[Task brief] Return the entries below in their exact form, leaving the pictures out.

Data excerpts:
'''

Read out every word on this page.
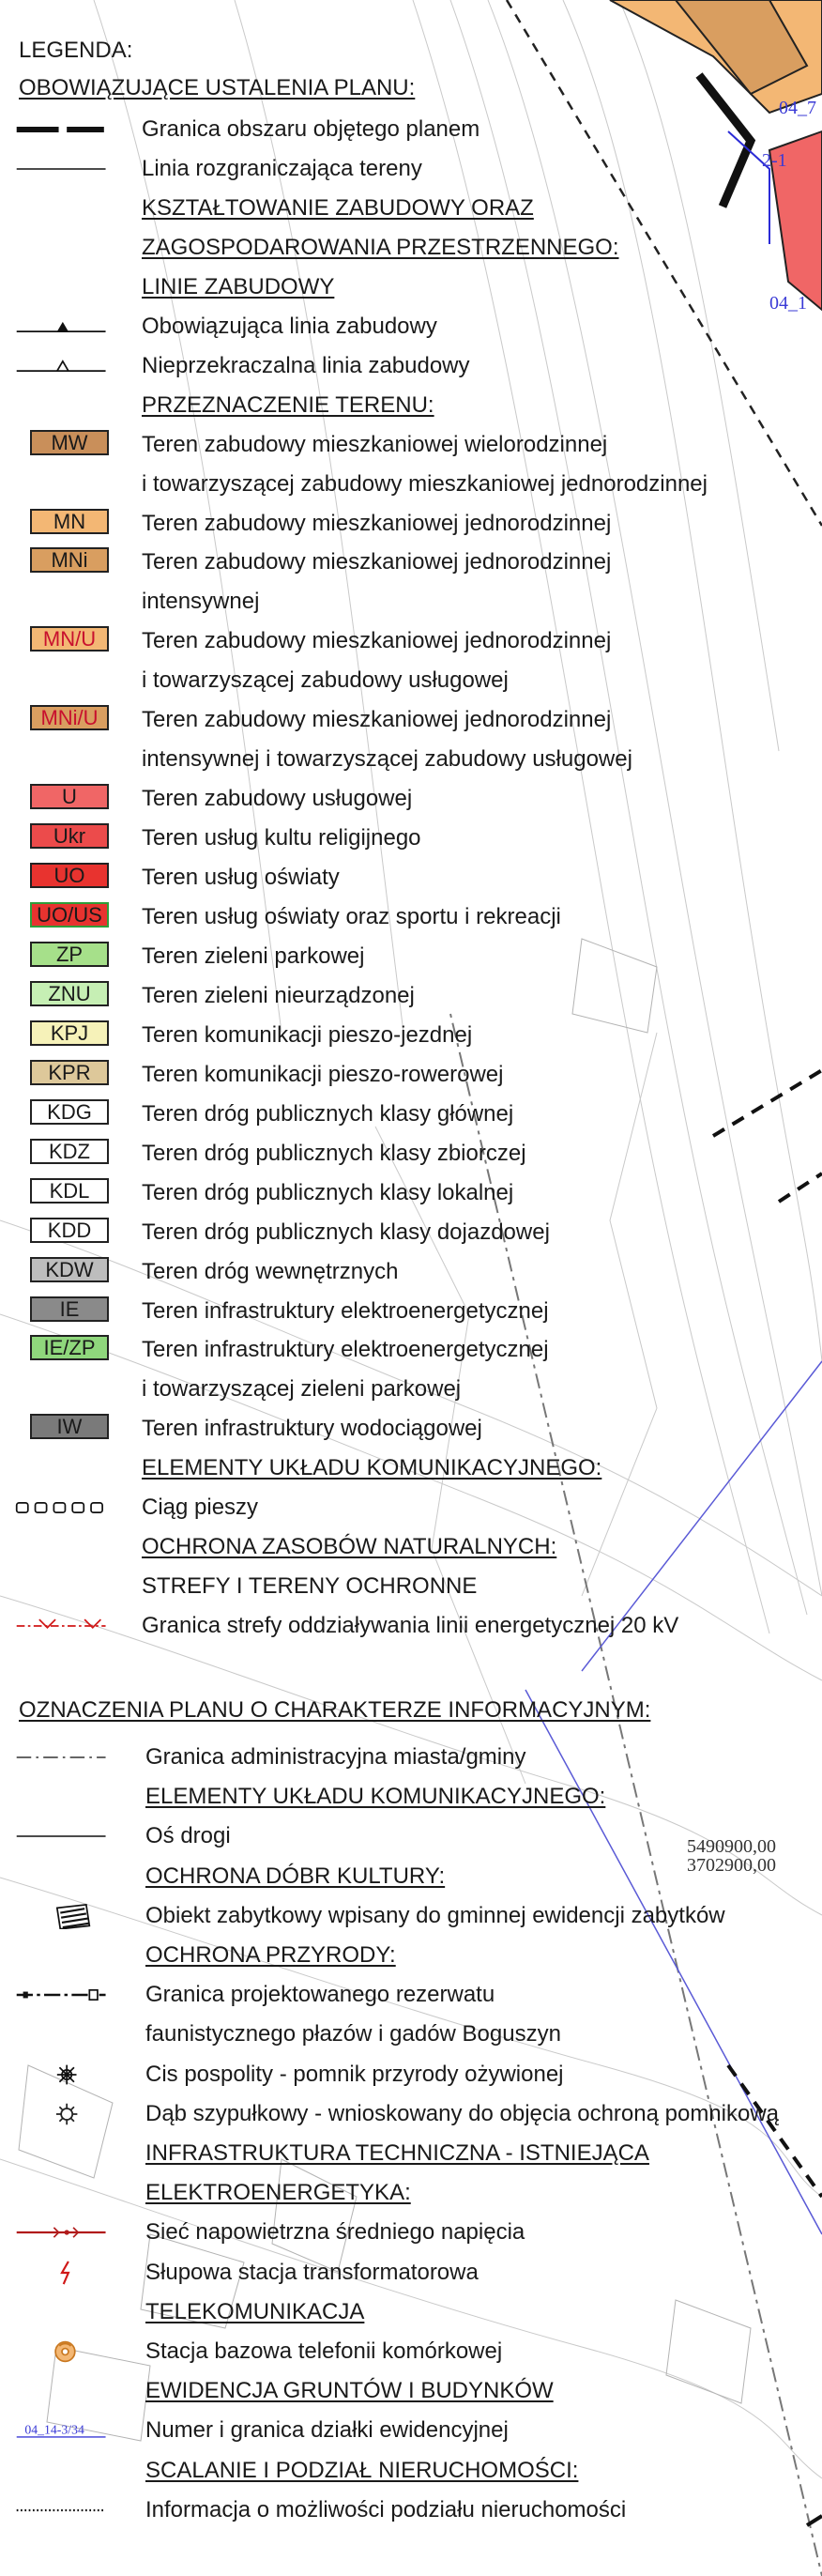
04_7
2-1
04_1
5490900,00
3702900,00
LEGENDA:
OBOWIĄZUJĄCE USTALENIA PLANU:
Granica obszaru objętego planem
Linia rozgraniczająca tereny
KSZTAŁTOWANIE ZABUDOWY ORAZ
ZAGOSPODAROWANIA PRZESTRZENNEGO:
LINIE ZABUDOWY
Obowiązująca linia zabudowy
Nieprzekraczalna linia zabudowy
PRZEZNACZENIE TERENU:
MW	Teren zabudowy mieszkaniowej wielorodzinnej
i towarzyszącej zabudowy mieszkaniowej jednorodzinnej
MN	Teren zabudowy mieszkaniowej jednorodzinnej
MNi	Teren zabudowy mieszkaniowej jednorodzinnej
intensywnej
MN/U	Teren zabudowy mieszkaniowej jednorodzinnej
i towarzyszącej zabudowy usługowej
MNi/U	Teren zabudowy mieszkaniowej jednorodzinnej
intensywnej i towarzyszącej zabudowy usługowej
U	Teren zabudowy usługowej
Ukr	Teren usług kultu religijnego
UO	Teren usług oświaty
UO/US Teren usług oświaty oraz sportu i rekreacji
ZP	Teren zieleni parkowej
ZNU	Teren zieleni nieurządzonej
KPJ	Teren komunikacji pieszo-jezdnej
KPR	Teren komunikacji pieszo-rowerowej
KDG	Teren dróg publicznych klasy głównej
KDZ	Teren dróg publicznych klasy zbiorczej
KDL	Teren dróg publicznych klasy lokalnej
KDD	Teren dróg publicznych klasy dojazdowej
KDW	Teren dróg wewnętrznych
IE	Teren infrastruktury elektroenergetycznej
IE/ZP	Teren infrastruktury elektroenergetycznej
i towarzyszącej zieleni parkowej
IW	Teren infrastruktury wodociągowej
ELEMENTY UKŁADU KOMUNIKACYJNEGO:
Ciąg pieszy
OCHRONA ZASOBÓW NATURALNYCH:
STREFY I TERENY OCHRONNE
Granica strefy oddziaływania linii energetycznej 20 kV
OZNACZENIA PLANU O CHARAKTERZE INFORMACYJNYM:
Granica administracyjna miasta/gminy
ELEMENTY UKŁADU KOMUNIKACYJNEGO:
Oś drogi
OCHRONA DÓBR KULTURY:
Obiekt zabytkowy wpisany do gminnej ewidencji zabytków
OCHRONA PRZYRODY:
Granica projektowanego rezerwatu
faunistycznego płazów i gadów Boguszyn
Cis pospolity - pomnik przyrody ożywionej
Dąb szypułkowy - wnioskowany do objęcia ochroną pomnikową
INFRASTRUKTURA TECHNICZNA - ISTNIEJĄCA
ELEKTROENERGETYKA:
Sieć napowietrzna średniego napięcia
Słupowa stacja transformatorowa
TELEKOMUNIKACJA
Stacja bazowa telefonii komórkowej
EWIDENCJA GRUNTÓW I BUDYNKÓW
04_14-3/34	Numer i granica działki ewidencyjnej
SCALANIE I PODZIAŁ NIERUCHOMOŚCI:
Informacja o możliwości podziału nieruchomości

'''

[Result for this task]
Read out every word on this page.
04_7
2-1
04_1
5490900,00
3702900,00
LEGENDA:
OBOWIĄZUJĄCE USTALENIA PLANU:
Granica obszaru objętego planem
Linia rozgraniczająca tereny
KSZTAŁTOWANIE ZABUDOWY ORAZ
ZAGOSPODAROWANIA PRZESTRZENNEGO:
LINIE ZABUDOWY
Obowiązująca linia zabudowy
Nieprzekraczalna linia zabudowy
PRZEZNACZENIE TERENU:
MW	Teren zabudowy mieszkaniowej wielorodzinnej
i towarzyszącej zabudowy mieszkaniowej jednorodzinnej
MN	Teren zabudowy mieszkaniowej jednorodzinnej
MNi	Teren zabudowy mieszkaniowej jednorodzinnej
intensywnej
MN/U	Teren zabudowy mieszkaniowej jednorodzinnej
i towarzyszącej zabudowy usługowej
MNi/U	Teren zabudowy mieszkaniowej jednorodzinnej
intensywnej i towarzyszącej zabudowy usługowej
U	Teren zabudowy usługowej
Ukr	Teren usług kultu religijnego
UO	Teren usług oświaty
UO/US Teren usług oświaty oraz sportu i rekreacji
ZP	Teren zieleni parkowej
ZNU	Teren zieleni nieurządzonej
KPJ	Teren komunikacji pieszo-jezdnej
KPR	Teren komunikacji pieszo-rowerowej
KDG	Teren dróg publicznych klasy głównej
KDZ	Teren dróg publicznych klasy zbiorczej
KDL	Teren dróg publicznych klasy lokalnej
KDD	Teren dróg publicznych klasy dojazdowej
KDW	Teren dróg wewnętrznych
IE	Teren infrastruktury elektroenergetycznej
IE/ZP	Teren infrastruktury elektroenergetycznej
i towarzyszącej zieleni parkowej
IW	Teren infrastruktury wodociągowej
ELEMENTY UKŁADU KOMUNIKACYJNEGO:
Ciąg pieszy
OCHRONA ZASOBÓW NATURALNYCH:
STREFY I TERENY OCHRONNE
Granica strefy oddziaływania linii energetycznej 20 kV
OZNACZENIA PLANU O CHARAKTERZE INFORMACYJNYM:
Granica administracyjna miasta/gminy
ELEMENTY UKŁADU KOMUNIKACYJNEGO:
Oś drogi
OCHRONA DÓBR KULTURY:
Obiekt zabytkowy wpisany do gminnej ewidencji zabytków
OCHRONA PRZYRODY:
Granica projektowanego rezerwatu
faunistycznego płazów i gadów Boguszyn
Cis pospolity - pomnik przyrody ożywionej
Dąb szypułkowy - wnioskowany do objęcia ochroną pomnikową
INFRASTRUKTURA TECHNICZNA - ISTNIEJĄCA
ELEKTROENERGETYKA:
Sieć napowietrzna średniego napięcia
Słupowa stacja transformatorowa
TELEKOMUNIKACJA
Stacja bazowa telefonii komórkowej
EWIDENCJA GRUNTÓW I BUDYNKÓW
04_14-3/34	Numer i granica działki ewidencyjnej
SCALANIE I PODZIAŁ NIERUCHOMOŚCI:
Informacja o możliwości podziału nieruchomości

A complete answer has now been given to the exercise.